• _WHAT IS REQUIRED_: Exclude the pictures and return every line exactly as written.

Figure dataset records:

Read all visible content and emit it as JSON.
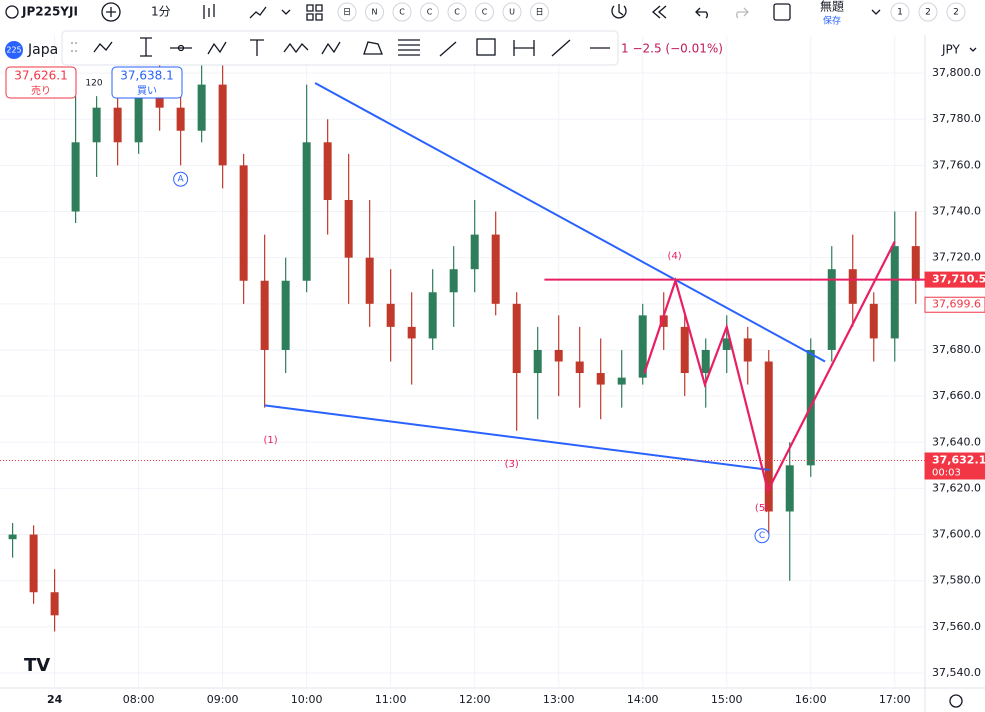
{
  "toolbar": {
    "symbol": "JP225YJI",
    "interval": "1分",
    "buttons": [
      "日",
      "N",
      "C",
      "C",
      "C",
      "C",
      "U",
      "日"
    ],
    "title": "無題",
    "save": "保存",
    "layouts": [
      "1",
      "2",
      "2"
    ]
  },
  "legend": {
    "badge": "225",
    "name": "Japa",
    "change": "1 −2.5 (−0.01%)",
    "sell_price": "37,626.1",
    "sell_label": "売り",
    "spread": "120",
    "buy_price": "37,638.1",
    "buy_label": "買い"
  },
  "chart_data": {
    "type": "candlestick",
    "currency": "JPY",
    "x": [
      6.5,
      6.75,
      7.0,
      7.25,
      7.5,
      7.75,
      8.0,
      8.25,
      8.5,
      8.75,
      9.0,
      9.25,
      9.5,
      9.75,
      10.0,
      10.25,
      10.5,
      10.75,
      11.0,
      11.25,
      11.5,
      11.75,
      12.0,
      12.25,
      12.5,
      12.75,
      13.0,
      13.25,
      13.5,
      13.75,
      14.0,
      14.25,
      14.5,
      14.75,
      15.0,
      15.25,
      15.5,
      15.75,
      16.0,
      16.25,
      16.5,
      16.75,
      17.0,
      17.25
    ],
    "ohlc": [
      [
        37598,
        37605,
        37590,
        37600
      ],
      [
        37600,
        37604,
        37570,
        37575
      ],
      [
        37575,
        37585,
        37558,
        37565
      ],
      [
        37740,
        37790,
        37735,
        37770
      ],
      [
        37770,
        37790,
        37755,
        37785
      ],
      [
        37785,
        37800,
        37760,
        37770
      ],
      [
        37770,
        37800,
        37765,
        37790
      ],
      [
        37790,
        37805,
        37775,
        37785
      ],
      [
        37785,
        37795,
        37760,
        37775
      ],
      [
        37775,
        37805,
        37770,
        37795
      ],
      [
        37795,
        37805,
        37750,
        37760
      ],
      [
        37760,
        37765,
        37700,
        37710
      ],
      [
        37710,
        37730,
        37655,
        37680
      ],
      [
        37680,
        37720,
        37670,
        37710
      ],
      [
        37710,
        37795,
        37705,
        37770
      ],
      [
        37770,
        37780,
        37730,
        37745
      ],
      [
        37745,
        37765,
        37700,
        37720
      ],
      [
        37720,
        37745,
        37690,
        37700
      ],
      [
        37700,
        37715,
        37675,
        37690
      ],
      [
        37690,
        37705,
        37665,
        37685
      ],
      [
        37685,
        37715,
        37680,
        37705
      ],
      [
        37705,
        37725,
        37690,
        37715
      ],
      [
        37715,
        37745,
        37705,
        37730
      ],
      [
        37730,
        37740,
        37695,
        37700
      ],
      [
        37700,
        37705,
        37645,
        37670
      ],
      [
        37670,
        37690,
        37650,
        37680
      ],
      [
        37680,
        37695,
        37660,
        37675
      ],
      [
        37675,
        37690,
        37655,
        37670
      ],
      [
        37670,
        37685,
        37650,
        37665
      ],
      [
        37665,
        37680,
        37655,
        37668
      ],
      [
        37668,
        37700,
        37665,
        37695
      ],
      [
        37695,
        37705,
        37680,
        37690
      ],
      [
        37690,
        37695,
        37660,
        37670
      ],
      [
        37670,
        37685,
        37655,
        37680
      ],
      [
        37680,
        37695,
        37670,
        37685
      ],
      [
        37685,
        37690,
        37665,
        37675
      ],
      [
        37675,
        37680,
        37600,
        37610
      ],
      [
        37610,
        37640,
        37580,
        37630
      ],
      [
        37630,
        37685,
        37625,
        37680
      ],
      [
        37680,
        37725,
        37675,
        37715
      ],
      [
        37715,
        37730,
        37690,
        37700
      ],
      [
        37700,
        37705,
        37675,
        37685
      ],
      [
        37685,
        37740,
        37675,
        37725
      ],
      [
        37725,
        37740,
        37700,
        37710
      ]
    ],
    "up_color": "#2e7d5b",
    "down_color": "#c0392b",
    "xlim": [
      6.35,
      17.36
    ],
    "xticks": [
      {
        "value": 7,
        "label": "24"
      },
      {
        "value": 8,
        "label": "08:00"
      },
      {
        "value": 9,
        "label": "09:00"
      },
      {
        "value": 10,
        "label": "10:00"
      },
      {
        "value": 11,
        "label": "11:00"
      },
      {
        "value": 12,
        "label": "12:00"
      },
      {
        "value": 13,
        "label": "13:00"
      },
      {
        "value": 14,
        "label": "14:00"
      },
      {
        "value": 15,
        "label": "15:00"
      },
      {
        "value": 16,
        "label": "16:00"
      },
      {
        "value": 17,
        "label": "17:00"
      }
    ],
    "ylim": [
      37533.5,
      37816.5
    ],
    "yticks": [
      {
        "value": 37540,
        "label": "37,540.0"
      },
      {
        "value": 37560,
        "label": "37,560.0"
      },
      {
        "value": 37580,
        "label": "37,580.0"
      },
      {
        "value": 37600,
        "label": "37,600.0"
      },
      {
        "value": 37620,
        "label": "37,620.0"
      },
      {
        "value": 37640,
        "label": "37,640.0"
      },
      {
        "value": 37660,
        "label": "37,660.0"
      },
      {
        "value": 37680,
        "label": "37,680.0"
      },
      {
        "value": 37700,
        "label": "37,700.0"
      },
      {
        "value": 37720,
        "label": "37,720.0"
      },
      {
        "value": 37740,
        "label": "37,740.0"
      },
      {
        "value": 37760,
        "label": "37,760.0"
      },
      {
        "value": 37780,
        "label": "37,780.0"
      },
      {
        "value": 37800,
        "label": "37,800.0"
      }
    ],
    "grid": true,
    "price_tags": [
      {
        "value": 37710.5,
        "label": "37,710.5",
        "color": "#f23645",
        "style": "solid"
      },
      {
        "value": 37699.6,
        "label": "37,699.6",
        "color": "#f23645",
        "style": "outline"
      },
      {
        "value": 37632.1,
        "label": "37,632.1",
        "countdown": "00:03",
        "color": "#f23645",
        "style": "solid"
      }
    ],
    "trendlines": [
      {
        "color": "#2962ff",
        "x": [
          10.1,
          16.17
        ],
        "y": [
          37795.7,
          37675
        ]
      },
      {
        "color": "#2962ff",
        "x": [
          9.5,
          15.51
        ],
        "y": [
          37656,
          37628
        ]
      },
      {
        "color": "#e91e63",
        "x": [
          12.83,
          17.36
        ],
        "y": [
          37710.5,
          37710.5
        ]
      }
    ],
    "wave": {
      "color": "#e91e63",
      "x": [
        14.02,
        14.39,
        14.74,
        15.0,
        15.49,
        17.0
      ],
      "y": [
        37670,
        37710,
        37665,
        37690,
        37619,
        37727
      ]
    },
    "wave_labels": [
      {
        "text": "(1)",
        "x": 9.57,
        "y": 37641
      },
      {
        "text": "(3)",
        "x": 12.44,
        "y": 37630.6
      },
      {
        "text": "(4)",
        "x": 14.38,
        "y": 37720.7
      },
      {
        "text": "(5)",
        "x": 15.42,
        "y": 37611.5
      }
    ],
    "circle_labels": [
      {
        "text": "A",
        "x": 8.5,
        "y": 37754
      },
      {
        "text": "C",
        "x": 15.42,
        "y": 37599.5
      }
    ]
  }
}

• _ANSWER TO THIS EXERCISE_:
Read all visible content and emit it as JSON.
{
  "toolbar": {
    "symbol": "JP225YJI",
    "interval": "1分",
    "buttons": [
      "日",
      "N",
      "C",
      "C",
      "C",
      "C",
      "U",
      "日"
    ],
    "title": "無題",
    "save": "保存",
    "layouts": [
      "1",
      "2",
      "2"
    ]
  },
  "legend": {
    "badge": "225",
    "name": "Japa",
    "change": "1 −2.5 (−0.01%)",
    "sell_price": "37,626.1",
    "sell_label": "売り",
    "spread": "120",
    "buy_price": "37,638.1",
    "buy_label": "買い"
  },
  "chart_data": {
    "type": "candlestick",
    "currency": "JPY",
    "x": [
      6.5,
      6.75,
      7.0,
      7.25,
      7.5,
      7.75,
      8.0,
      8.25,
      8.5,
      8.75,
      9.0,
      9.25,
      9.5,
      9.75,
      10.0,
      10.25,
      10.5,
      10.75,
      11.0,
      11.25,
      11.5,
      11.75,
      12.0,
      12.25,
      12.5,
      12.75,
      13.0,
      13.25,
      13.5,
      13.75,
      14.0,
      14.25,
      14.5,
      14.75,
      15.0,
      15.25,
      15.5,
      15.75,
      16.0,
      16.25,
      16.5,
      16.75,
      17.0,
      17.25
    ],
    "ohlc": [
      [
        37598,
        37605,
        37590,
        37600
      ],
      [
        37600,
        37604,
        37570,
        37575
      ],
      [
        37575,
        37585,
        37558,
        37565
      ],
      [
        37740,
        37790,
        37735,
        37770
      ],
      [
        37770,
        37790,
        37755,
        37785
      ],
      [
        37785,
        37800,
        37760,
        37770
      ],
      [
        37770,
        37800,
        37765,
        37790
      ],
      [
        37790,
        37805,
        37775,
        37785
      ],
      [
        37785,
        37795,
        37760,
        37775
      ],
      [
        37775,
        37805,
        37770,
        37795
      ],
      [
        37795,
        37805,
        37750,
        37760
      ],
      [
        37760,
        37765,
        37700,
        37710
      ],
      [
        37710,
        37730,
        37655,
        37680
      ],
      [
        37680,
        37720,
        37670,
        37710
      ],
      [
        37710,
        37795,
        37705,
        37770
      ],
      [
        37770,
        37780,
        37730,
        37745
      ],
      [
        37745,
        37765,
        37700,
        37720
      ],
      [
        37720,
        37745,
        37690,
        37700
      ],
      [
        37700,
        37715,
        37675,
        37690
      ],
      [
        37690,
        37705,
        37665,
        37685
      ],
      [
        37685,
        37715,
        37680,
        37705
      ],
      [
        37705,
        37725,
        37690,
        37715
      ],
      [
        37715,
        37745,
        37705,
        37730
      ],
      [
        37730,
        37740,
        37695,
        37700
      ],
      [
        37700,
        37705,
        37645,
        37670
      ],
      [
        37670,
        37690,
        37650,
        37680
      ],
      [
        37680,
        37695,
        37660,
        37675
      ],
      [
        37675,
        37690,
        37655,
        37670
      ],
      [
        37670,
        37685,
        37650,
        37665
      ],
      [
        37665,
        37680,
        37655,
        37668
      ],
      [
        37668,
        37700,
        37665,
        37695
      ],
      [
        37695,
        37705,
        37680,
        37690
      ],
      [
        37690,
        37695,
        37660,
        37670
      ],
      [
        37670,
        37685,
        37655,
        37680
      ],
      [
        37680,
        37695,
        37670,
        37685
      ],
      [
        37685,
        37690,
        37665,
        37675
      ],
      [
        37675,
        37680,
        37600,
        37610
      ],
      [
        37610,
        37640,
        37580,
        37630
      ],
      [
        37630,
        37685,
        37625,
        37680
      ],
      [
        37680,
        37725,
        37675,
        37715
      ],
      [
        37715,
        37730,
        37690,
        37700
      ],
      [
        37700,
        37705,
        37675,
        37685
      ],
      [
        37685,
        37740,
        37675,
        37725
      ],
      [
        37725,
        37740,
        37700,
        37710
      ]
    ],
    "up_color": "#2e7d5b",
    "down_color": "#c0392b",
    "xlim": [
      6.35,
      17.36
    ],
    "xticks": [
      {
        "value": 7,
        "label": "24"
      },
      {
        "value": 8,
        "label": "08:00"
      },
      {
        "value": 9,
        "label": "09:00"
      },
      {
        "value": 10,
        "label": "10:00"
      },
      {
        "value": 11,
        "label": "11:00"
      },
      {
        "value": 12,
        "label": "12:00"
      },
      {
        "value": 13,
        "label": "13:00"
      },
      {
        "value": 14,
        "label": "14:00"
      },
      {
        "value": 15,
        "label": "15:00"
      },
      {
        "value": 16,
        "label": "16:00"
      },
      {
        "value": 17,
        "label": "17:00"
      }
    ],
    "ylim": [
      37533.5,
      37816.5
    ],
    "yticks": [
      {
        "value": 37540,
        "label": "37,540.0"
      },
      {
        "value": 37560,
        "label": "37,560.0"
      },
      {
        "value": 37580,
        "label": "37,580.0"
      },
      {
        "value": 37600,
        "label": "37,600.0"
      },
      {
        "value": 37620,
        "label": "37,620.0"
      },
      {
        "value": 37640,
        "label": "37,640.0"
      },
      {
        "value": 37660,
        "label": "37,660.0"
      },
      {
        "value": 37680,
        "label": "37,680.0"
      },
      {
        "value": 37700,
        "label": "37,700.0"
      },
      {
        "value": 37720,
        "label": "37,720.0"
      },
      {
        "value": 37740,
        "label": "37,740.0"
      },
      {
        "value": 37760,
        "label": "37,760.0"
      },
      {
        "value": 37780,
        "label": "37,780.0"
      },
      {
        "value": 37800,
        "label": "37,800.0"
      }
    ],
    "grid": true,
    "price_tags": [
      {
        "value": 37710.5,
        "label": "37,710.5",
        "color": "#f23645",
        "style": "solid"
      },
      {
        "value": 37699.6,
        "label": "37,699.6",
        "color": "#f23645",
        "style": "outline"
      },
      {
        "value": 37632.1,
        "label": "37,632.1",
        "countdown": "00:03",
        "color": "#f23645",
        "style": "solid"
      }
    ],
    "trendlines": [
      {
        "color": "#2962ff",
        "x": [
          10.1,
          16.17
        ],
        "y": [
          37795.7,
          37675
        ]
      },
      {
        "color": "#2962ff",
        "x": [
          9.5,
          15.51
        ],
        "y": [
          37656,
          37628
        ]
      },
      {
        "color": "#e91e63",
        "x": [
          12.83,
          17.36
        ],
        "y": [
          37710.5,
          37710.5
        ]
      }
    ],
    "wave": {
      "color": "#e91e63",
      "x": [
        14.02,
        14.39,
        14.74,
        15.0,
        15.49,
        17.0
      ],
      "y": [
        37670,
        37710,
        37665,
        37690,
        37619,
        37727
      ]
    },
    "wave_labels": [
      {
        "text": "(1)",
        "x": 9.57,
        "y": 37641
      },
      {
        "text": "(3)",
        "x": 12.44,
        "y": 37630.6
      },
      {
        "text": "(4)",
        "x": 14.38,
        "y": 37720.7
      },
      {
        "text": "(5)",
        "x": 15.42,
        "y": 37611.5
      }
    ],
    "circle_labels": [
      {
        "text": "A",
        "x": 8.5,
        "y": 37754
      },
      {
        "text": "C",
        "x": 15.42,
        "y": 37599.5
      }
    ]
  }
}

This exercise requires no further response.